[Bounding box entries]
((

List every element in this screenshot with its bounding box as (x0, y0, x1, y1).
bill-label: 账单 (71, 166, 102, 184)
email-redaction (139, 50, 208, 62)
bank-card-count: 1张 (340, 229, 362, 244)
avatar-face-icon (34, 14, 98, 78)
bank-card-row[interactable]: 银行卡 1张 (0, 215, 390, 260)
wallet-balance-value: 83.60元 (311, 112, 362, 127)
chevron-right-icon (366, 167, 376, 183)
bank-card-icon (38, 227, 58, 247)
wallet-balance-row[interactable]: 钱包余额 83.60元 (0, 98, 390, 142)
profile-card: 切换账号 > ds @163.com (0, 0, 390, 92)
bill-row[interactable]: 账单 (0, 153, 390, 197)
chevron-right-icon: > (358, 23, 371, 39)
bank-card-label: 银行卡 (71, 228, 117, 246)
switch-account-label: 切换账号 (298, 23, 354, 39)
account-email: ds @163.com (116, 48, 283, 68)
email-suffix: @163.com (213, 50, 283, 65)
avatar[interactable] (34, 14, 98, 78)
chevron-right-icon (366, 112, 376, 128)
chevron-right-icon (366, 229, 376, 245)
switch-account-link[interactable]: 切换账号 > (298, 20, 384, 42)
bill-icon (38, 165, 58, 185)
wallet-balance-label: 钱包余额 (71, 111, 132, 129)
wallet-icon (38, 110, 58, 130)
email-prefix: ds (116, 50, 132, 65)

))

Copy the material word for word, from its first line up to and including the line with "avatar[interactable] (34, 14, 98, 78)".

◆ **Output for this exercise**:
List every element in this screenshot with its bounding box as (x0, y0, x1, y1).
bill-label: 账单 (71, 166, 102, 184)
email-redaction (139, 50, 208, 62)
bank-card-count: 1张 (340, 229, 362, 244)
avatar-face-icon (34, 14, 98, 78)
bank-card-row[interactable]: 银行卡 1张 (0, 215, 390, 260)
wallet-balance-value: 83.60元 (311, 112, 362, 127)
chevron-right-icon (366, 167, 376, 183)
bank-card-icon (38, 227, 58, 247)
wallet-balance-row[interactable]: 钱包余额 83.60元 (0, 98, 390, 142)
profile-card: 切换账号 > ds @163.com (0, 0, 390, 92)
bill-row[interactable]: 账单 (0, 153, 390, 197)
chevron-right-icon: > (358, 23, 371, 39)
bank-card-label: 银行卡 (71, 228, 117, 246)
switch-account-label: 切换账号 (298, 23, 354, 39)
account-email: ds @163.com (116, 48, 283, 68)
email-suffix: @163.com (213, 50, 283, 65)
avatar[interactable] (34, 14, 98, 78)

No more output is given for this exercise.